#### Set problem:
Gather every line holding the string "through".

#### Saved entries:
□ □ □ □

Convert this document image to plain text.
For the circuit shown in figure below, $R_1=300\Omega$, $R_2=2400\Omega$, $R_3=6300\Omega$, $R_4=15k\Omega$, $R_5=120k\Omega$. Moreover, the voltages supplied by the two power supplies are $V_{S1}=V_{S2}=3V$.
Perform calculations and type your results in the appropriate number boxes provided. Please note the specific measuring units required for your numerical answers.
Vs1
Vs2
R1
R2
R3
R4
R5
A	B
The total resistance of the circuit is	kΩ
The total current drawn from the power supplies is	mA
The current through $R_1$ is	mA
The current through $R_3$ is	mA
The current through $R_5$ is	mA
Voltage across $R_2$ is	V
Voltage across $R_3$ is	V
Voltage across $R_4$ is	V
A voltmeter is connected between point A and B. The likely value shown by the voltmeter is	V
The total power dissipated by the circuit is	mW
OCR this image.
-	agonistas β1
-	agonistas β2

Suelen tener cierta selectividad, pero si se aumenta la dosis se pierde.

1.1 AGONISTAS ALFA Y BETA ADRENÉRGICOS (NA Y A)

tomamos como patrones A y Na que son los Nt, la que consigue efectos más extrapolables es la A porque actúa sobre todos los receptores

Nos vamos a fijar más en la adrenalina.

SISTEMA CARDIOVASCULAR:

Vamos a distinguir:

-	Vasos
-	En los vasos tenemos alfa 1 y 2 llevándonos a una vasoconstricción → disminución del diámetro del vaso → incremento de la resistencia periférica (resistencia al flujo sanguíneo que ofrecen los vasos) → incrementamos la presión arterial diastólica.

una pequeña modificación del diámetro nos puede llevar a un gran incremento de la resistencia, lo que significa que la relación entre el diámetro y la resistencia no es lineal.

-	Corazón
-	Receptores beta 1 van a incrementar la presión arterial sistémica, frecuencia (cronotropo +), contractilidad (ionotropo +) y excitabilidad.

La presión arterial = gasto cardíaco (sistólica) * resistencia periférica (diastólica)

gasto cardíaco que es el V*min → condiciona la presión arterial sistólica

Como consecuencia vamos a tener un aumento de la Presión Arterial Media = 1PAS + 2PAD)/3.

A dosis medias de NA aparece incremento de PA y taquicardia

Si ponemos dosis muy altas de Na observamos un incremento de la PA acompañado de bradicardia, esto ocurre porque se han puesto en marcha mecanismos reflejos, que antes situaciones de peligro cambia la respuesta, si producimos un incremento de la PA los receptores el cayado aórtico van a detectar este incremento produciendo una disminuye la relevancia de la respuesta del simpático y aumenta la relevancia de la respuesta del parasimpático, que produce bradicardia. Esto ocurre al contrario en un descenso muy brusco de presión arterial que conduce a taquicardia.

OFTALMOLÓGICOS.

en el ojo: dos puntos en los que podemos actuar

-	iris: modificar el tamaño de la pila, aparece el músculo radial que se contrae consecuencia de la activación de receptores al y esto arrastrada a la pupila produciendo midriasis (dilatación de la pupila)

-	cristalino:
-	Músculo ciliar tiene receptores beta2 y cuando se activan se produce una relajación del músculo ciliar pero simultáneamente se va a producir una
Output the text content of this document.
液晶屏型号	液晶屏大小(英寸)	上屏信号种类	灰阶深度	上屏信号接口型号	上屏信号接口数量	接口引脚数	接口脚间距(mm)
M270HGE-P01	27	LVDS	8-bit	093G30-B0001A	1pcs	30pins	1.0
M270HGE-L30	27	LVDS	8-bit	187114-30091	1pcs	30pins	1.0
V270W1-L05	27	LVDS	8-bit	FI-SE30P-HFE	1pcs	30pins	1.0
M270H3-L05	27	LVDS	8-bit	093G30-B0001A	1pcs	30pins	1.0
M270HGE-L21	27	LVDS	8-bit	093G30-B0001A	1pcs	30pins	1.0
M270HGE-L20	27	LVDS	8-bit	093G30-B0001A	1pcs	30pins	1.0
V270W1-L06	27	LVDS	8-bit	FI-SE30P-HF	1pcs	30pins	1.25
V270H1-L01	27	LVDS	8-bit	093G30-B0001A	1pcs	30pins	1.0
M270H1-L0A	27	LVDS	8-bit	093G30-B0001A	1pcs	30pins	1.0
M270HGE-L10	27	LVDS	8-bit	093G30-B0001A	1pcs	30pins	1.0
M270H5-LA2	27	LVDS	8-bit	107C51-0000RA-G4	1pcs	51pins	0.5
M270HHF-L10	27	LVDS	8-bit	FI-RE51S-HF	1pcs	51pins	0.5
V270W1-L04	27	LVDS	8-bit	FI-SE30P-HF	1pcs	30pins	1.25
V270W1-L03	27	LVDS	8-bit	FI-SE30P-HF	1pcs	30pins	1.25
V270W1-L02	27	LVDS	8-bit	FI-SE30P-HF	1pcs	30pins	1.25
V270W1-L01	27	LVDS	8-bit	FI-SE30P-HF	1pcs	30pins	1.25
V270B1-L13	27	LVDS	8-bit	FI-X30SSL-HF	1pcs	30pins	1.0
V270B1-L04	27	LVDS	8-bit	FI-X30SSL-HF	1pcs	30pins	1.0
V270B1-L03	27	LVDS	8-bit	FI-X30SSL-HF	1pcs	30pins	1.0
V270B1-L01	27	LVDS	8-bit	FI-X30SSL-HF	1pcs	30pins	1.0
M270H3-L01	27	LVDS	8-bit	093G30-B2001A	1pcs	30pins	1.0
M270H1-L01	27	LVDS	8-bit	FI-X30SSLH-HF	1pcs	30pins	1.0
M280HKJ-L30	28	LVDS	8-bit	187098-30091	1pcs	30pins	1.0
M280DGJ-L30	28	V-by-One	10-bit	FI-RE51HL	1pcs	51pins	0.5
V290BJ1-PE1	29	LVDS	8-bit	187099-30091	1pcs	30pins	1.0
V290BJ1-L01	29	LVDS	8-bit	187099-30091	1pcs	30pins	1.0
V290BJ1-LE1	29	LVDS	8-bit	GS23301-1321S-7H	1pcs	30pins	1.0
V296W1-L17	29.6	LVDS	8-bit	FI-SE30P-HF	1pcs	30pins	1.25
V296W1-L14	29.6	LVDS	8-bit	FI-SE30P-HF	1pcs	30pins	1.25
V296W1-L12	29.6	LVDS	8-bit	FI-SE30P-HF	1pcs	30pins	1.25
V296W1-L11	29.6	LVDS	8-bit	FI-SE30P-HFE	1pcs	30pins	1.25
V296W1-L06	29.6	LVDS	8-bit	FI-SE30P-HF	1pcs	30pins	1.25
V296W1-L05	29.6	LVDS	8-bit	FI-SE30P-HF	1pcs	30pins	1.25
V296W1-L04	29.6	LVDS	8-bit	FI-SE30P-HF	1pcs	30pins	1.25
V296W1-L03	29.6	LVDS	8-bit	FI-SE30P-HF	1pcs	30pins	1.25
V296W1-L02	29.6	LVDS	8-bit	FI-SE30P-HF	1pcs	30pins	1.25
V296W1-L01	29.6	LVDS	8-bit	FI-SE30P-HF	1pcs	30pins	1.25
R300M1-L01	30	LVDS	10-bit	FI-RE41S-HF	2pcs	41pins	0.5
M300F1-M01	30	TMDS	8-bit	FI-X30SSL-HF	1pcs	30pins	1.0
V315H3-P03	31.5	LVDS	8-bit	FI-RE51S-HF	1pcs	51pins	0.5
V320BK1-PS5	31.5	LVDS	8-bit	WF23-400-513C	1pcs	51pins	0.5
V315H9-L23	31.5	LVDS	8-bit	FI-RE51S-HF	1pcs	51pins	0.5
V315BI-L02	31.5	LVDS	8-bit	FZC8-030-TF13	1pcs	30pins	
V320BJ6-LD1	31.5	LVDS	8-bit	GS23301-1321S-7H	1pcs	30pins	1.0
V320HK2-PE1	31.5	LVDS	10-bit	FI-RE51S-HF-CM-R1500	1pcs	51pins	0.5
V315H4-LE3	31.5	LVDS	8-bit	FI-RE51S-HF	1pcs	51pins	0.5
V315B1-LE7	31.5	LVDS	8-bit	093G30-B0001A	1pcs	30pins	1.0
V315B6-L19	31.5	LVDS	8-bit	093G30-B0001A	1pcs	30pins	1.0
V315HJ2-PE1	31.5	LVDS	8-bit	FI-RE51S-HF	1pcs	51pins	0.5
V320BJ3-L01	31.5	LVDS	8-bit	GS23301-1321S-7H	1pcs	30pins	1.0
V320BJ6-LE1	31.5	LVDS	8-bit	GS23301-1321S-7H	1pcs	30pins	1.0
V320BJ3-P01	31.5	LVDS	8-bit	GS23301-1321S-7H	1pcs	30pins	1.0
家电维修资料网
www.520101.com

□ □ □ □

#### Response:
The current through $R_1$ is	mA
The current through $R_3$ is	mA
The current through $R_5$ is	mA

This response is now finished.